:: What you should do ::
Which lines below hold the word "званию"? Copy all of them.
◇ ◇ ◇ ◇ ◇
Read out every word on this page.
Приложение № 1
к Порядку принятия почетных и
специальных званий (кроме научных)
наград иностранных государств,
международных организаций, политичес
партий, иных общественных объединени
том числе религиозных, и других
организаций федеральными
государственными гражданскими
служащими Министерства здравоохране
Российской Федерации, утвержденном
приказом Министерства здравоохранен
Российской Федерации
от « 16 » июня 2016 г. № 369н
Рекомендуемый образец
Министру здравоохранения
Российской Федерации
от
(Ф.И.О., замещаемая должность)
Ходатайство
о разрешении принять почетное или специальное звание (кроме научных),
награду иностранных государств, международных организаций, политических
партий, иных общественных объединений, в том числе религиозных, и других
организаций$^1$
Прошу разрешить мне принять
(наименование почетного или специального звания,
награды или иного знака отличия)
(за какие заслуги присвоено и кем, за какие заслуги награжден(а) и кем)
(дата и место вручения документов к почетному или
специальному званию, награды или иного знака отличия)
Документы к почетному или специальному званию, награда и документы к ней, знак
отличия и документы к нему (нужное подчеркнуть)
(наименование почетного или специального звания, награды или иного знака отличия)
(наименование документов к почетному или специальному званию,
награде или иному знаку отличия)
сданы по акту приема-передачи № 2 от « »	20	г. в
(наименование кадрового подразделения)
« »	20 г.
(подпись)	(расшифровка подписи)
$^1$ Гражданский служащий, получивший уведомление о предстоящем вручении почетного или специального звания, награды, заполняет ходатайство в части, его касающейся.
◇ ◇ ◇ ◇ ◇
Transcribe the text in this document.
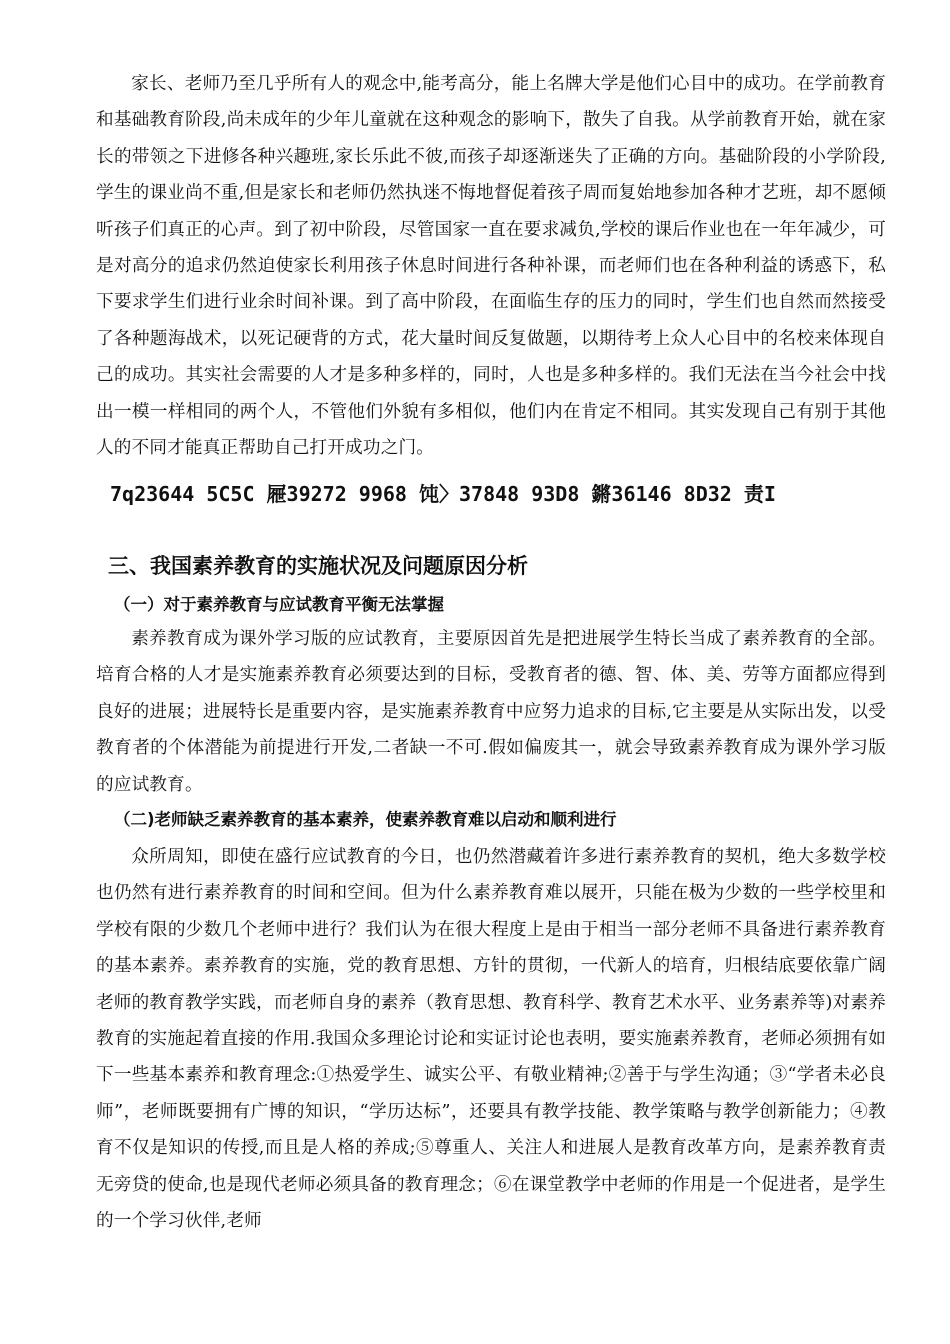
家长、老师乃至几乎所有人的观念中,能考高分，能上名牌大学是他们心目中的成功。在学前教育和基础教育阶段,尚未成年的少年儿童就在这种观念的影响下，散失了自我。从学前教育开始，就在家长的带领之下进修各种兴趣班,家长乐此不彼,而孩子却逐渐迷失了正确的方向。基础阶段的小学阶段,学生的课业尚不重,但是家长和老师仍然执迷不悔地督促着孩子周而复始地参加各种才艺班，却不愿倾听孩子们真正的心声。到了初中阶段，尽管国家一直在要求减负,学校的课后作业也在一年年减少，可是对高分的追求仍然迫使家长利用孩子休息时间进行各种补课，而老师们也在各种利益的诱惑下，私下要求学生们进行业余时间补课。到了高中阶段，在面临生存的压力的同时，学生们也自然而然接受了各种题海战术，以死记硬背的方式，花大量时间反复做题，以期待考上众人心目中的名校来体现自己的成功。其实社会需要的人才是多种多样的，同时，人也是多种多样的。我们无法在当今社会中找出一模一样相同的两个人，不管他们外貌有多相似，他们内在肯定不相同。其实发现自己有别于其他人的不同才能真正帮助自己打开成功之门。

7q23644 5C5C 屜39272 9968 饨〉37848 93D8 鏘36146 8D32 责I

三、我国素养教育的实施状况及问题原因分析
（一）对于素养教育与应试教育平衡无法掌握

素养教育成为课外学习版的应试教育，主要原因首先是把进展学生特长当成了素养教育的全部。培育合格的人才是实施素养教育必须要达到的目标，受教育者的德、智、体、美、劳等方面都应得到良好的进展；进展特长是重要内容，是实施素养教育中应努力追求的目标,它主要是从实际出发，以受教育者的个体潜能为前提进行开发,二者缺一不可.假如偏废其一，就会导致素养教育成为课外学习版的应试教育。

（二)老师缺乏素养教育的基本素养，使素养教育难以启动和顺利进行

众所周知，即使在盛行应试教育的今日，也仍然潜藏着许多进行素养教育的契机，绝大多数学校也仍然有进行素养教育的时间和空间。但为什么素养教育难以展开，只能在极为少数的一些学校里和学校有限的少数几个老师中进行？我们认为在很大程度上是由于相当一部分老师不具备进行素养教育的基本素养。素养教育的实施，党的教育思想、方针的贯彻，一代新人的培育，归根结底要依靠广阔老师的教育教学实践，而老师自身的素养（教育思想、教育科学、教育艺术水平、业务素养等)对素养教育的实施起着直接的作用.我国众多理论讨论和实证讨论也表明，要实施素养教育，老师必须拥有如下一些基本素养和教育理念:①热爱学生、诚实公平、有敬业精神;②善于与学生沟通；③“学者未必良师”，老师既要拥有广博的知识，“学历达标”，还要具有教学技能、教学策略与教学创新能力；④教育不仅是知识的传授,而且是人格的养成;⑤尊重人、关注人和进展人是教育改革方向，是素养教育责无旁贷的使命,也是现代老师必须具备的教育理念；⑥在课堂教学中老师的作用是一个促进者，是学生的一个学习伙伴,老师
◇ ◇ ◇ ◇ ◇
:: Complete output ::
специальному званию, награды или иного знака отличия)
Документы к почетному или специальному званию, награда и документы к ней, знак
(наименование документов к почетному или специальному званию,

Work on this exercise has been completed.